Aim> Review the material line by line. Identify and copy every line that contains the string "JSON".

========================================================================

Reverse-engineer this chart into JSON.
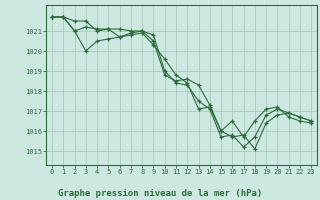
{
  "background_color": "#cce8e0",
  "grid_color": "#aaccbb",
  "line_color": "#2d6b3c",
  "title": "Graphe pression niveau de la mer (hPa)",
  "title_color": "#2d6b3c",
  "xlim": [
    -0.5,
    23.5
  ],
  "ylim": [
    1014.3,
    1022.3
  ],
  "yticks": [
    1015,
    1016,
    1017,
    1018,
    1019,
    1020,
    1021
  ],
  "xticks": [
    0,
    1,
    2,
    3,
    4,
    5,
    6,
    7,
    8,
    9,
    10,
    11,
    12,
    13,
    14,
    15,
    16,
    17,
    18,
    19,
    20,
    21,
    22,
    23
  ],
  "series": [
    [
      1021.7,
      1021.7,
      1021.0,
      1021.2,
      1021.1,
      1021.1,
      1021.1,
      1021.0,
      1021.0,
      1020.8,
      1019.0,
      1018.4,
      1018.3,
      1017.5,
      1017.1,
      1015.7,
      1015.8,
      1015.2,
      1015.7,
      1016.8,
      1017.1,
      1016.9,
      1016.7,
      1016.5
    ],
    [
      1021.7,
      1021.7,
      1021.0,
      1020.0,
      1020.5,
      1020.6,
      1020.7,
      1020.8,
      1020.9,
      1020.3,
      1019.6,
      1018.8,
      1018.4,
      1017.1,
      1017.2,
      1016.0,
      1015.7,
      1015.8,
      1015.1,
      1016.4,
      1016.8,
      1016.9,
      1016.7,
      1016.5
    ],
    [
      1021.7,
      1021.7,
      1021.5,
      1021.5,
      1021.0,
      1021.1,
      1020.7,
      1020.9,
      1021.0,
      1020.5,
      1018.8,
      1018.5,
      1018.6,
      1018.3,
      1017.3,
      1016.0,
      1016.5,
      1015.7,
      1016.5,
      1017.1,
      1017.2,
      1016.7,
      1016.5,
      1016.4
    ]
  ]
}
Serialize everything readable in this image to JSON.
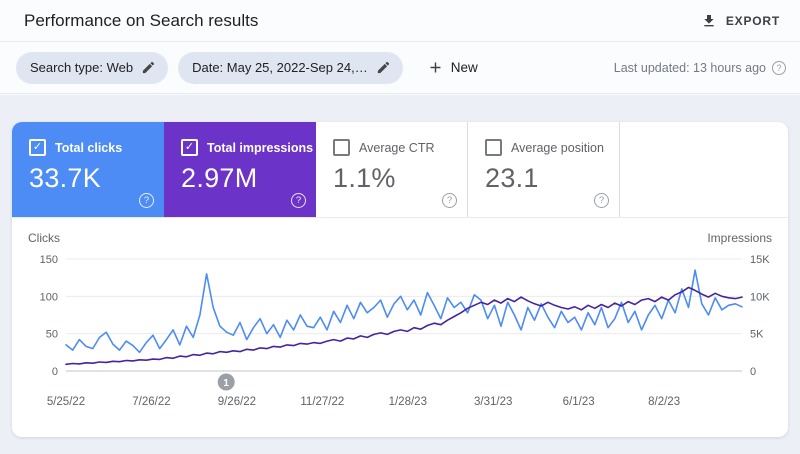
{
  "header": {
    "title": "Performance on Search results",
    "export_label": "EXPORT"
  },
  "filters": {
    "chips": [
      {
        "label": "Search type: Web"
      },
      {
        "label": "Date: May 25, 2022-Sep 24,…"
      }
    ],
    "new_label": "New",
    "last_updated": "Last updated: 13 hours ago"
  },
  "metrics": [
    {
      "label": "Total clicks",
      "value": "33.7K",
      "checked": true,
      "color": "#4d8bf5"
    },
    {
      "label": "Total impressions",
      "value": "2.97M",
      "checked": true,
      "color": "#6c33c8"
    },
    {
      "label": "Average CTR",
      "value": "1.1%",
      "checked": false,
      "color": ""
    },
    {
      "label": "Average position",
      "value": "23.1",
      "checked": false,
      "color": ""
    }
  ],
  "chart_data": {
    "type": "line",
    "left_axis": {
      "label": "Clicks",
      "max": 150,
      "ticks": [
        {
          "label": "150",
          "value": 150
        },
        {
          "label": "100",
          "value": 100
        },
        {
          "label": "50",
          "value": 50
        },
        {
          "label": "0",
          "value": 0
        }
      ]
    },
    "right_axis": {
      "label": "Impressions",
      "max": 15000,
      "ticks": [
        {
          "label": "15K",
          "value": 15000
        },
        {
          "label": "10K",
          "value": 10000
        },
        {
          "label": "5K",
          "value": 5000
        },
        {
          "label": "0",
          "value": 0
        }
      ]
    },
    "x_ticks": [
      "5/25/22",
      "7/26/22",
      "9/26/22",
      "11/27/22",
      "1/28/23",
      "3/31/23",
      "6/1/23",
      "8/2/23"
    ],
    "annotation_marker": {
      "label": "1",
      "x_fraction": 0.237
    },
    "series": [
      {
        "name": "Total clicks",
        "axis": "left",
        "color": "#4d8bf5",
        "values": [
          35,
          28,
          42,
          33,
          30,
          45,
          52,
          36,
          28,
          40,
          34,
          25,
          38,
          48,
          30,
          42,
          55,
          35,
          60,
          45,
          75,
          130,
          85,
          60,
          52,
          48,
          65,
          42,
          58,
          70,
          50,
          62,
          45,
          68,
          55,
          75,
          60,
          58,
          72,
          55,
          80,
          65,
          88,
          70,
          92,
          78,
          85,
          95,
          72,
          90,
          100,
          82,
          95,
          75,
          105,
          88,
          70,
          98,
          85,
          92,
          78,
          102,
          95,
          70,
          88,
          60,
          92,
          75,
          55,
          85,
          68,
          90,
          72,
          58,
          80,
          65,
          72,
          55,
          78,
          62,
          85,
          58,
          70,
          92,
          65,
          80,
          55,
          75,
          88,
          70,
          95,
          78,
          110,
          85,
          135,
          90,
          75,
          98,
          82,
          88,
          90,
          86
        ]
      },
      {
        "name": "Total impressions",
        "axis": "right",
        "color": "#44259e",
        "values": [
          900,
          1000,
          950,
          1100,
          1050,
          1200,
          1150,
          1300,
          1250,
          1400,
          1350,
          1500,
          1450,
          1600,
          1550,
          1800,
          1700,
          2000,
          1900,
          2200,
          2100,
          2400,
          2300,
          2600,
          2500,
          2700,
          2600,
          2900,
          2800,
          3100,
          3000,
          3300,
          3200,
          3500,
          3400,
          3700,
          3600,
          3800,
          3700,
          4000,
          4200,
          4000,
          4400,
          4300,
          4700,
          4500,
          4900,
          5100,
          4900,
          5300,
          5500,
          5300,
          5800,
          5600,
          6100,
          6400,
          6200,
          6800,
          7300,
          7800,
          8400,
          8800,
          9200,
          8900,
          9500,
          9100,
          9700,
          9300,
          9900,
          9400,
          9000,
          8700,
          9200,
          8800,
          8500,
          8300,
          8600,
          8200,
          8800,
          8400,
          8900,
          8500,
          9100,
          8700,
          9300,
          8900,
          9500,
          9700,
          9300,
          9900,
          9500,
          10200,
          10600,
          11200,
          10800,
          10300,
          9900,
          10400,
          10000,
          9800,
          9700,
          9900
        ]
      }
    ]
  }
}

========================================================================

Task response>
Reverse-engineer this chart into JSON.
Serialize everything readable in this image to JSON.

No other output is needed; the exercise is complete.